Dataset records
────

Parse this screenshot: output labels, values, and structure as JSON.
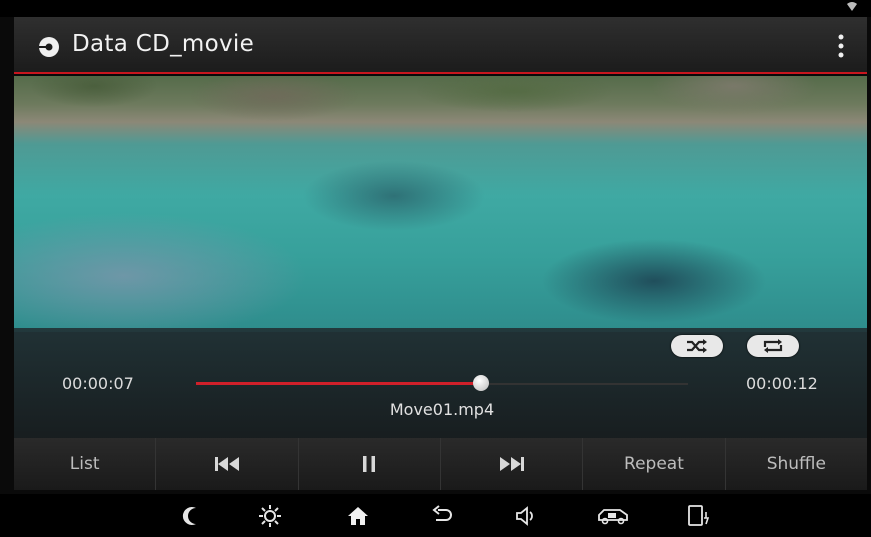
{
  "header": {
    "title": "Data CD_movie"
  },
  "player": {
    "elapsed": "00:00:07",
    "total": "00:00:12",
    "progress": 0.58,
    "filename": "Move01.mp4"
  },
  "toolbar": {
    "list_label": "List",
    "repeat_label": "Repeat",
    "shuffle_label": "Shuffle"
  },
  "icons": {
    "top_menu": "more-vert-icon",
    "status": "wifi-icon",
    "source": "disc-icon",
    "shuffle_toggle": "shuffle-icon",
    "repeat_toggle": "repeat-icon",
    "prev": "skip-previous-icon",
    "pause": "pause-icon",
    "next": "skip-next-icon",
    "nav": [
      "night-mode-icon",
      "brightness-icon",
      "home-icon",
      "back-icon",
      "volume-icon",
      "car-icon",
      "phone-icon"
    ]
  },
  "colors": {
    "accent": "#c8161e",
    "progress": "#d0202a"
  }
}
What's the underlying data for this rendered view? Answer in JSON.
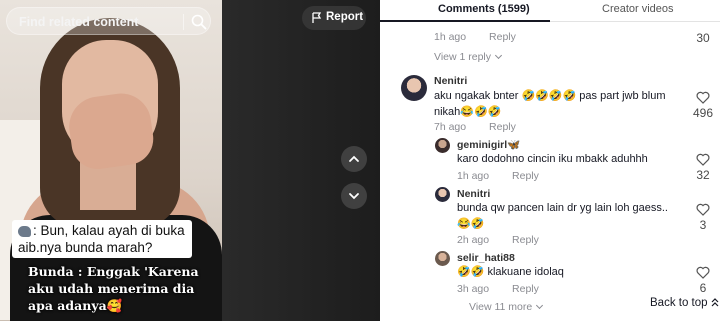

────

- WHAT IS ASKED -
Leave the pictures out and reproduce each record exactly as written.

- EXERCISE ANSWER -
Parse this screenshot: output labels, values, and structure as JSON.
{
  "header": {
    "title": "Data CD_movie"
  },
  "player": {
    "elapsed": "00:00:07",
    "total": "00:00:12",
    "progress": 0.58,
    "filename": "Move01.mp4"
  },
  "toolbar": {
    "list_label": "List",
    "repeat_label": "Repeat",
    "shuffle_label": "Shuffle"
  },
  "icons": {
    "top_menu": "more-vert-icon",
    "status": "wifi-icon",
    "source": "disc-icon",
    "shuffle_toggle": "shuffle-icon",
    "repeat_toggle": "repeat-icon",
    "prev": "skip-previous-icon",
    "pause": "pause-icon",
    "next": "skip-next-icon",
    "nav": [
      "night-mode-icon",
      "brightness-icon",
      "home-icon",
      "back-icon",
      "volume-icon",
      "car-icon",
      "phone-icon"
    ]
  },
  "colors": {
    "accent": "#c8161e",
    "progress": "#d0202a"
  }
}
What's the underlying data for this rendered view? Answer in JSON.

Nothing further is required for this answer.